**What you should do:** Count how many lines hold the word "семян" and give that number as the whole answer.

[Collected data entries]
----------------

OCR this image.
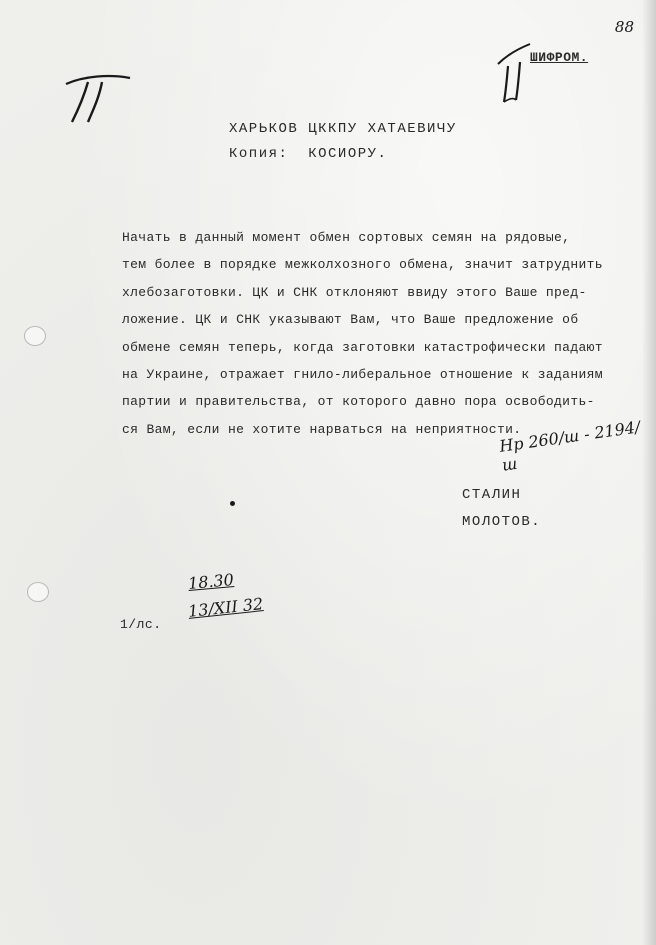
88
ШИФРОМ.
ХАРЬКОВ ЦККПУ ХАТАЕВИЧУ
Копия:  КОСИОРУ.
Начать в данный момент обмен сортовых семян на рядовые,
тем более в порядке межколхозного обмена, значит затруднить
хлебозаготовки. ЦК и СНК отклоняют ввиду этого Ваше пред-
ложение. ЦК и СНК указывают Вам, что Ваше предложение об
обмене семян теперь, когда заготовки катастрофически падают
на Украине, отражает гнило-либеральное отношение к заданиям
партии и правительства, от которого давно пора освободить-
ся Вам, если не хотите нарваться на неприятности.
Нр 260/ш - 2194/ш
СТАЛИН
МОЛОТОВ.
18.30
13/XII 32
1/лс.
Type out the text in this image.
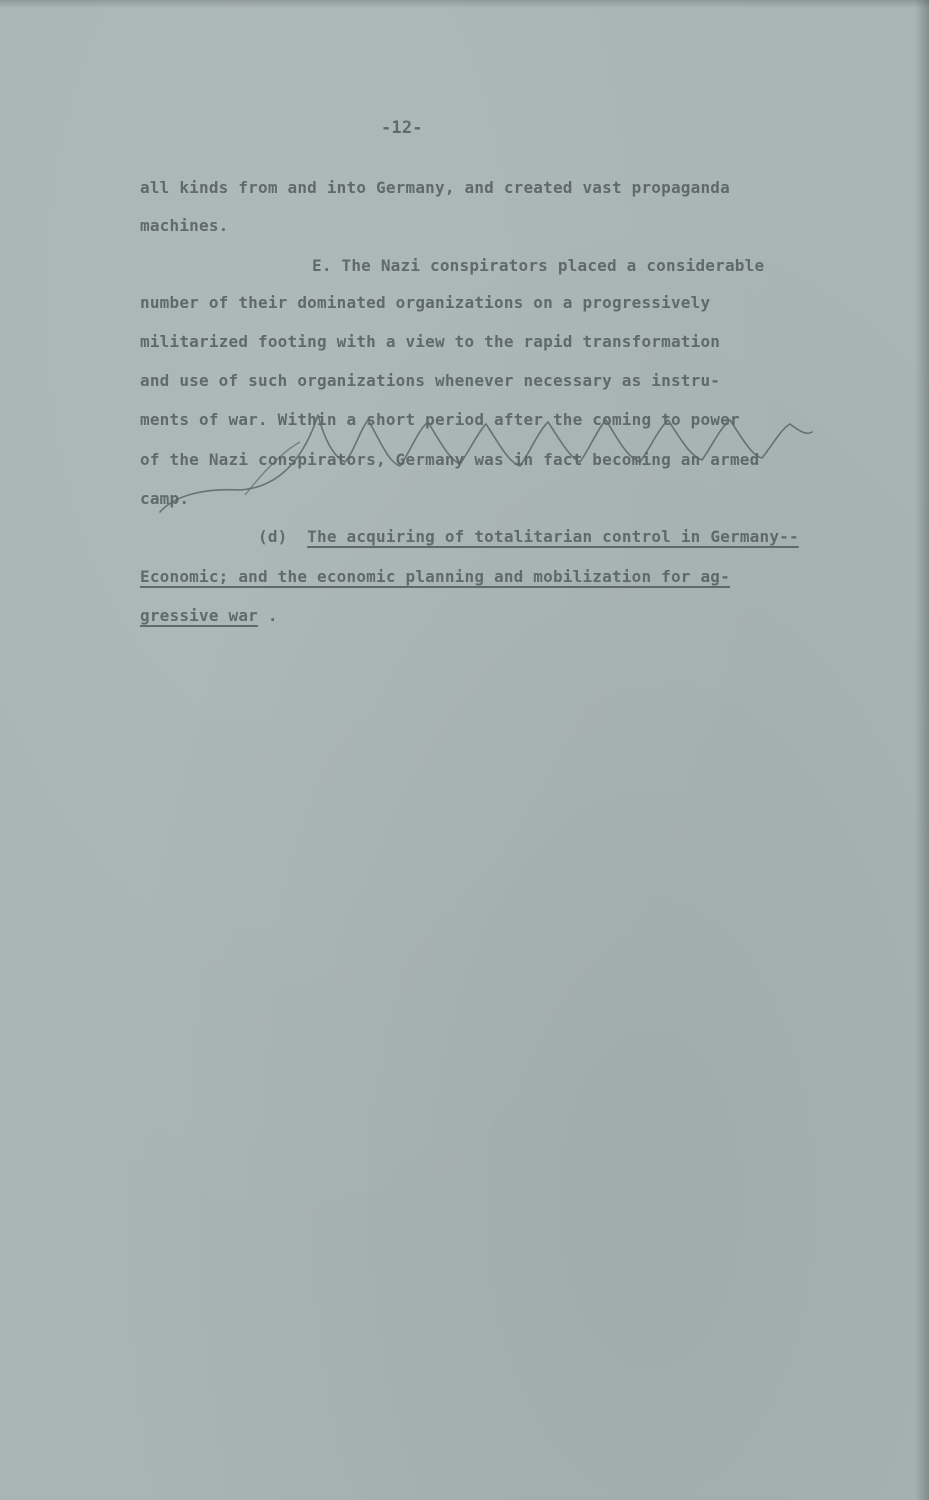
-12-
all kinds from and into Germany, and created vast propaganda
machines.
E. The Nazi conspirators placed a considerable
number of their dominated organizations on a progressively
militarized footing with a view to the rapid transformation
and use of such organizations whenever necessary as instru-
ments of war. Within a short period after the coming to power
of the Nazi conspirators, Germany was in fact becoming an armed
camp.
(d) The acquiring of totalitarian control in Germany--
Economic; and the economic planning and mobilization for ag-
gressive war .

----------------

**Final answer:** 2